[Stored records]
* * *

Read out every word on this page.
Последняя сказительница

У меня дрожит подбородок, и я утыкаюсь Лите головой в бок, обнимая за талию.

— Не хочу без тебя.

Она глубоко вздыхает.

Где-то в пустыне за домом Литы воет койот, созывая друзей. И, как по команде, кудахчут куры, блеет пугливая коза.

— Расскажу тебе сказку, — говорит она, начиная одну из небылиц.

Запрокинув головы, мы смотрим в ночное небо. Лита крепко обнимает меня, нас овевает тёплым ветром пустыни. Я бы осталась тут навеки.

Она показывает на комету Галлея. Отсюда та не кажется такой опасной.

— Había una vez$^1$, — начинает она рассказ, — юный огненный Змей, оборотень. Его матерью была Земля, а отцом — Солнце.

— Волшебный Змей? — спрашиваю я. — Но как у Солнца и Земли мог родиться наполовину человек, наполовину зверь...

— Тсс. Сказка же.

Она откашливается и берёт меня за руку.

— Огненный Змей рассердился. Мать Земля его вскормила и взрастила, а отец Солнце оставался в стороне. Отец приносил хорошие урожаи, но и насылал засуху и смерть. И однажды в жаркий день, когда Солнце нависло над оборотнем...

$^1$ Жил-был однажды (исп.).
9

* * *

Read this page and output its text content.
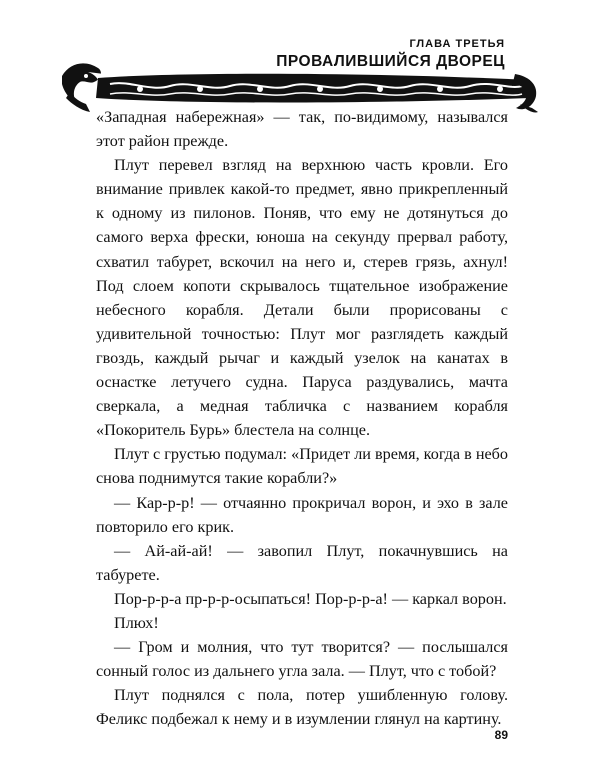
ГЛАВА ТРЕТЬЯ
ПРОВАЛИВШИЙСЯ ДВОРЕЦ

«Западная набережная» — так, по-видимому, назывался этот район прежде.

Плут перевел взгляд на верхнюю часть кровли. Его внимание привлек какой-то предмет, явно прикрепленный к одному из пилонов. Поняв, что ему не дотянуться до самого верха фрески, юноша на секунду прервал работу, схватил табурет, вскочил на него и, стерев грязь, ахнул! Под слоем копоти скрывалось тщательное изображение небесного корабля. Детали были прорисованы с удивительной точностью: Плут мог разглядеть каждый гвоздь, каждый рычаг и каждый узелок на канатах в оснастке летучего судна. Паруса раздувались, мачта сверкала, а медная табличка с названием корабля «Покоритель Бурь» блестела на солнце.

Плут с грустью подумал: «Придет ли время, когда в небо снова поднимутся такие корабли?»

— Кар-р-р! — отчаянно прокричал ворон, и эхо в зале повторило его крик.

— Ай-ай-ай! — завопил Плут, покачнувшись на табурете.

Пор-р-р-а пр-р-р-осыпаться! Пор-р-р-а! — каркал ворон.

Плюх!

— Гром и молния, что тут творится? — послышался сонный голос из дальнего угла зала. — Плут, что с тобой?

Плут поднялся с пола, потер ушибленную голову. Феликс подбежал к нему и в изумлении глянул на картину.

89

* * *

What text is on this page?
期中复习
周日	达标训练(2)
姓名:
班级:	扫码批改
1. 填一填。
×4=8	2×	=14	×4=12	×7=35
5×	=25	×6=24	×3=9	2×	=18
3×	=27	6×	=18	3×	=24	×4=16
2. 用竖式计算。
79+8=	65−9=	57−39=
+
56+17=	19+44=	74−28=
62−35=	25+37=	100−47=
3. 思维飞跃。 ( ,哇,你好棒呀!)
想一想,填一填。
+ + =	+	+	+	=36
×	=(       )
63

* * *

Display every line of the listing that contains the string "небо".

# ANSWER TO THIS TASK:
Запрокинув головы, мы смотрим в ночное небо. Лита крепко обнимает меня, нас овевает тёплым ветром пустыни. Я бы осталась тут навеки.
Плут с грустью подумал: «Придет ли время, когда в небо снова поднимутся такие корабли?»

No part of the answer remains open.